start Data in this exercise
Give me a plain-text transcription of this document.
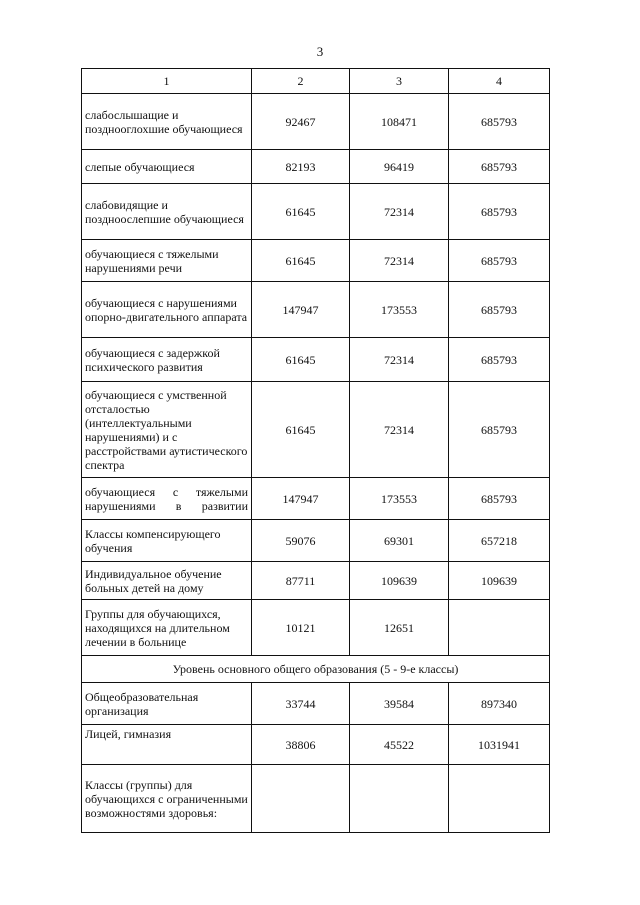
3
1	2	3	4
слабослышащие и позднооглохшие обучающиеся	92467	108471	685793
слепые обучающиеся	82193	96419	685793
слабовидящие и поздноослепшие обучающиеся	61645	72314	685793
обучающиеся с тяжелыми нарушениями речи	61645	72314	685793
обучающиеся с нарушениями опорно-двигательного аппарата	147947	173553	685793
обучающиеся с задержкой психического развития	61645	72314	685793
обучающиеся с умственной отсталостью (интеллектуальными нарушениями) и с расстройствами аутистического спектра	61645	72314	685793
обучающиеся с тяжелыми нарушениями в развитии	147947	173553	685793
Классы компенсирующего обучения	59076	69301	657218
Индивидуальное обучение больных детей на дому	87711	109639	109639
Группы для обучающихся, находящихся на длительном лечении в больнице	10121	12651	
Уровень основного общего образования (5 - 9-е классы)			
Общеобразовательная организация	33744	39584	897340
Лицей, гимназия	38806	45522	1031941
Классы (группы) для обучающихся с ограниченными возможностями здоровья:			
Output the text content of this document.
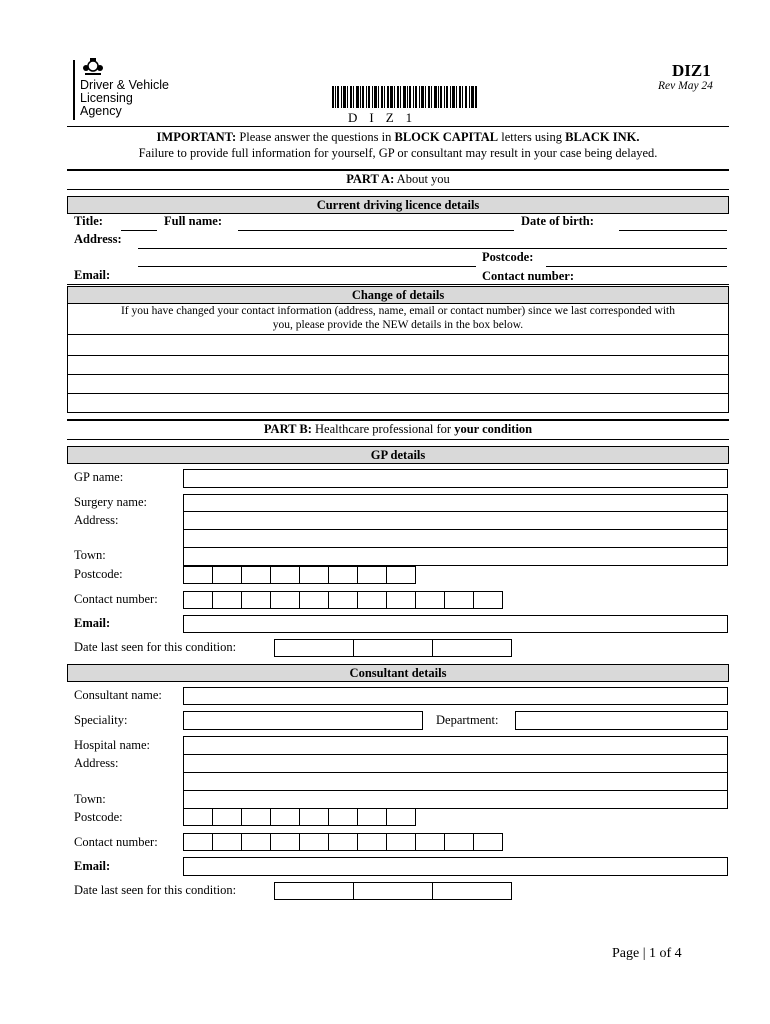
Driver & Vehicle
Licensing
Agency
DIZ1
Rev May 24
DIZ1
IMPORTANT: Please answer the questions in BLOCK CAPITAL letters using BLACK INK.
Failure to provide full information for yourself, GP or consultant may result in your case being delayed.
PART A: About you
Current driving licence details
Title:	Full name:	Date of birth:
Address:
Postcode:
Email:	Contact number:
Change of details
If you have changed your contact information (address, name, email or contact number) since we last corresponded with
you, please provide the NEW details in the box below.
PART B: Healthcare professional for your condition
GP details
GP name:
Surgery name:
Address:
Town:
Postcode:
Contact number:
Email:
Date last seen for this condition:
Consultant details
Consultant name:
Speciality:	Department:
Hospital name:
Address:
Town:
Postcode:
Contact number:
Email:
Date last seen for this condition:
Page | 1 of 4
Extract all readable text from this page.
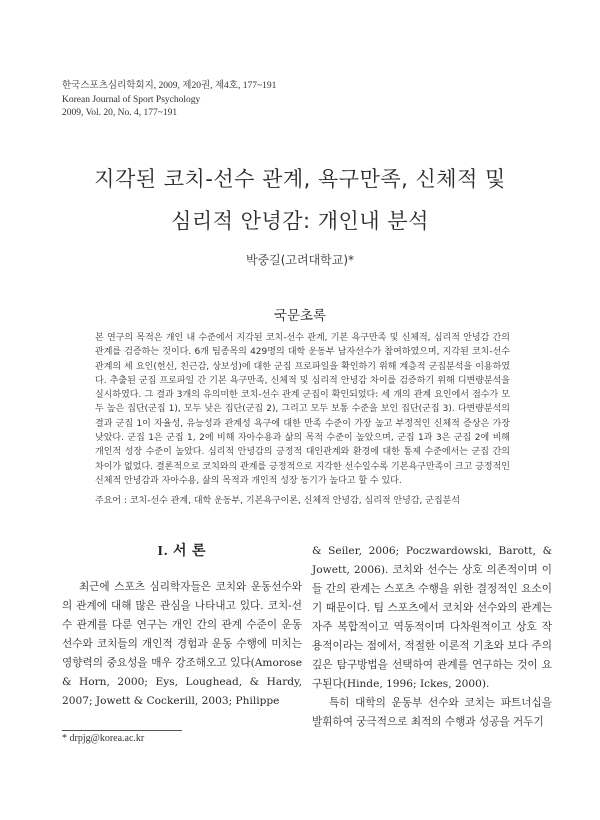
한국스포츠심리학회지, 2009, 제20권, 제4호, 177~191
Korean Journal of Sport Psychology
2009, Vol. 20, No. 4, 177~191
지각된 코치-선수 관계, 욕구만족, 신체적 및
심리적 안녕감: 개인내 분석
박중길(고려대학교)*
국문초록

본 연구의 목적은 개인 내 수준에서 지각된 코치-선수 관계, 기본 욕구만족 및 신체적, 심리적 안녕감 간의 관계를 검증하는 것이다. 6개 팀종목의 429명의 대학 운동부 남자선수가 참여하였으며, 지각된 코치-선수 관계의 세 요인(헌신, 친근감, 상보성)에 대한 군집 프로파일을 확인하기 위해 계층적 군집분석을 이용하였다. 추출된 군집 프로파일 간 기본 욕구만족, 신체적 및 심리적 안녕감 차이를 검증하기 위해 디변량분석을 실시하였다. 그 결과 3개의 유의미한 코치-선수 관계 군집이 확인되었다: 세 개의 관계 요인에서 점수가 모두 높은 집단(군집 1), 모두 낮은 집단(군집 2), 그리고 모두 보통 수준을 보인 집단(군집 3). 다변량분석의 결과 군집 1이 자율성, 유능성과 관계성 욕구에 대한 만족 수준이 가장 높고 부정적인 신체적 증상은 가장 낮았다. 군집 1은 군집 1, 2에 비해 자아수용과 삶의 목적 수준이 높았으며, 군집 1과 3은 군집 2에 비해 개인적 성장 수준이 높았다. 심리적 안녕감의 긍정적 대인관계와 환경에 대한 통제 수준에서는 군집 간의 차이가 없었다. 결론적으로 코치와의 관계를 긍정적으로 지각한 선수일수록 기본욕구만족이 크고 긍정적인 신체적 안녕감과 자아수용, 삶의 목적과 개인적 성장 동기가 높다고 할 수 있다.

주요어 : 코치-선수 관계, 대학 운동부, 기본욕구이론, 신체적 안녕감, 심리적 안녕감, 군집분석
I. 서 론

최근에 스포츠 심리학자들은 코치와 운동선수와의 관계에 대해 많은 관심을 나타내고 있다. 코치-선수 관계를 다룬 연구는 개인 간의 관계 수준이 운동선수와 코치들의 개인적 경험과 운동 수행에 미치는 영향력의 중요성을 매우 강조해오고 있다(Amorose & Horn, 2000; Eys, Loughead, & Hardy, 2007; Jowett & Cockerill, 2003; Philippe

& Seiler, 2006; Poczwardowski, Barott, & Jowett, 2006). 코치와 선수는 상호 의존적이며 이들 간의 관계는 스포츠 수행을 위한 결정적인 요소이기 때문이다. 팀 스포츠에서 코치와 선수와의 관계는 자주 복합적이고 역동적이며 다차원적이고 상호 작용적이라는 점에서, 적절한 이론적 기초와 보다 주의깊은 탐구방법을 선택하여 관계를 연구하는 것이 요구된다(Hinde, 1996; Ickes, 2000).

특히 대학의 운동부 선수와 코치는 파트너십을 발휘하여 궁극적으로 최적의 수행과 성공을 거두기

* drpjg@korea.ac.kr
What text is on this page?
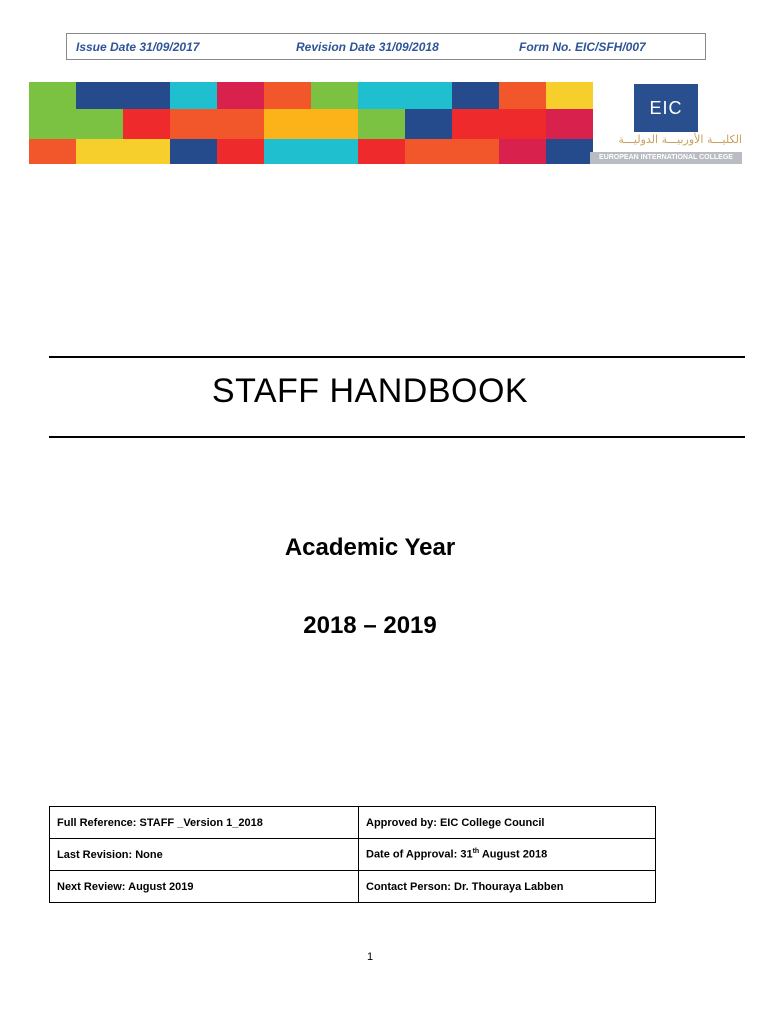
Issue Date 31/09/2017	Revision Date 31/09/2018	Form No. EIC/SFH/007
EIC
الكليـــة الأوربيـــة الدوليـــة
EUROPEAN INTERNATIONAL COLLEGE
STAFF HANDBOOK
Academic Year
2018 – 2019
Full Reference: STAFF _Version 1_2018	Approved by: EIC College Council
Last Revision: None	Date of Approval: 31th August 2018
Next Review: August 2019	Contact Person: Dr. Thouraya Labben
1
end Data in this exercise
> The request
Every line of the listing that holds "your" should be found and copied.

> Answer for this exercise
Failure to provide full information for yourself, GP or consultant may result in your case being delayed.
If you have changed your contact information (address, name, email or contact number) since we last corresponded with
PART B: Healthcare professional for your condition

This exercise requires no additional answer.